> Work required: Your task is to print all of the material verbatim.

****************

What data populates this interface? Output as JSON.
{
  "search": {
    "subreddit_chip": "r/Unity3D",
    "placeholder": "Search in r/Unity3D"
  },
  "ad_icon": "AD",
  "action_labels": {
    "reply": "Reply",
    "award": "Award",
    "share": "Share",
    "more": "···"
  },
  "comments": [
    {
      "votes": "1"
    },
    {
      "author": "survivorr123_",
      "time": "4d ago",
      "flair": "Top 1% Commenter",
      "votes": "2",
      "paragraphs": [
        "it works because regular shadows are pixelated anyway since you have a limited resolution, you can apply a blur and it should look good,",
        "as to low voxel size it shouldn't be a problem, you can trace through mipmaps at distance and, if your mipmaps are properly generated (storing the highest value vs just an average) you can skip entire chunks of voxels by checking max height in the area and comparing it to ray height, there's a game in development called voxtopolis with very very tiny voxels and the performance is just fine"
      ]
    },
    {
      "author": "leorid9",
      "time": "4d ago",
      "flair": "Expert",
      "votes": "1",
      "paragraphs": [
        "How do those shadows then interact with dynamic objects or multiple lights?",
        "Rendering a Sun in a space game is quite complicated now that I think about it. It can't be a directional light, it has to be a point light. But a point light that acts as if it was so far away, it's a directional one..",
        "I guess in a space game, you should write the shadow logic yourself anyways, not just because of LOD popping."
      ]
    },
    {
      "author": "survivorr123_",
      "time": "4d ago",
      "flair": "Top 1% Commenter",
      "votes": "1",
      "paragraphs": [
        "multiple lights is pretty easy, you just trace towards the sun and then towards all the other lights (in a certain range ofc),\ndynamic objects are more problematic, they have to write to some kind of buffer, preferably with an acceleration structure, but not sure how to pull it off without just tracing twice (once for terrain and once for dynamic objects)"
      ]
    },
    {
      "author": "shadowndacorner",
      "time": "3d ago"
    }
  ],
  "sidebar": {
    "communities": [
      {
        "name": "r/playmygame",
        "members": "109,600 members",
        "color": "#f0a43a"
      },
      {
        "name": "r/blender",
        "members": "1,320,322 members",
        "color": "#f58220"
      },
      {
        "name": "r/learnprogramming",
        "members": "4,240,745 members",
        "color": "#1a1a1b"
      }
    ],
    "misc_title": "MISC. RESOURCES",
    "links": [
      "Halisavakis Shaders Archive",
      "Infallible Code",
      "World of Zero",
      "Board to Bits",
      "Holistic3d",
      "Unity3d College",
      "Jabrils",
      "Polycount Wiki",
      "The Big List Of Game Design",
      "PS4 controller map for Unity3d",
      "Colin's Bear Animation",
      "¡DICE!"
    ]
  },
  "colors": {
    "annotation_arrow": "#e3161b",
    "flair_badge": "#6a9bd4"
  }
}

****************

> Reply to the task:
What data populates this interface? Output as JSON.
{
  "search": {
    "subreddit_chip": "r/Unity3D",
    "placeholder": "Search in r/Unity3D"
  },
  "ad_icon": "AD",
  "action_labels": {
    "reply": "Reply",
    "award": "Award",
    "share": "Share",
    "more": "···"
  },
  "comments": [
    {
      "votes": "1"
    },
    {
      "author": "survivorr123_",
      "time": "4d ago",
      "flair": "Top 1% Commenter",
      "votes": "2",
      "paragraphs": [
        "it works because regular shadows are pixelated anyway since you have a limited resolution, you can apply a blur and it should look good,",
        "as to low voxel size it shouldn't be a problem, you can trace through mipmaps at distance and, if your mipmaps are properly generated (storing the highest value vs just an average) you can skip entire chunks of voxels by checking max height in the area and comparing it to ray height, there's a game in development called voxtopolis with very very tiny voxels and the performance is just fine"
      ]
    },
    {
      "author": "leorid9",
      "time": "4d ago",
      "flair": "Expert",
      "votes": "1",
      "paragraphs": [
        "How do those shadows then interact with dynamic objects or multiple lights?",
        "Rendering a Sun in a space game is quite complicated now that I think about it. It can't be a directional light, it has to be a point light. But a point light that acts as if it was so far away, it's a directional one..",
        "I guess in a space game, you should write the shadow logic yourself anyways, not just because of LOD popping."
      ]
    },
    {
      "author": "survivorr123_",
      "time": "4d ago",
      "flair": "Top 1% Commenter",
      "votes": "1",
      "paragraphs": [
        "multiple lights is pretty easy, you just trace towards the sun and then towards all the other lights (in a certain range ofc),\ndynamic objects are more problematic, they have to write to some kind of buffer, preferably with an acceleration structure, but not sure how to pull it off without just tracing twice (once for terrain and once for dynamic objects)"
      ]
    },
    {
      "author": "shadowndacorner",
      "time": "3d ago"
    }
  ],
  "sidebar": {
    "communities": [
      {
        "name": "r/playmygame",
        "members": "109,600 members",
        "color": "#f0a43a"
      },
      {
        "name": "r/blender",
        "members": "1,320,322 members",
        "color": "#f58220"
      },
      {
        "name": "r/learnprogramming",
        "members": "4,240,745 members",
        "color": "#1a1a1b"
      }
    ],
    "misc_title": "MISC. RESOURCES",
    "links": [
      "Halisavakis Shaders Archive",
      "Infallible Code",
      "World of Zero",
      "Board to Bits",
      "Holistic3d",
      "Unity3d College",
      "Jabrils",
      "Polycount Wiki",
      "The Big List Of Game Design",
      "PS4 controller map for Unity3d",
      "Colin's Bear Animation",
      "¡DICE!"
    ]
  },
  "colors": {
    "annotation_arrow": "#e3161b",
    "flair_badge": "#6a9bd4"
  }
}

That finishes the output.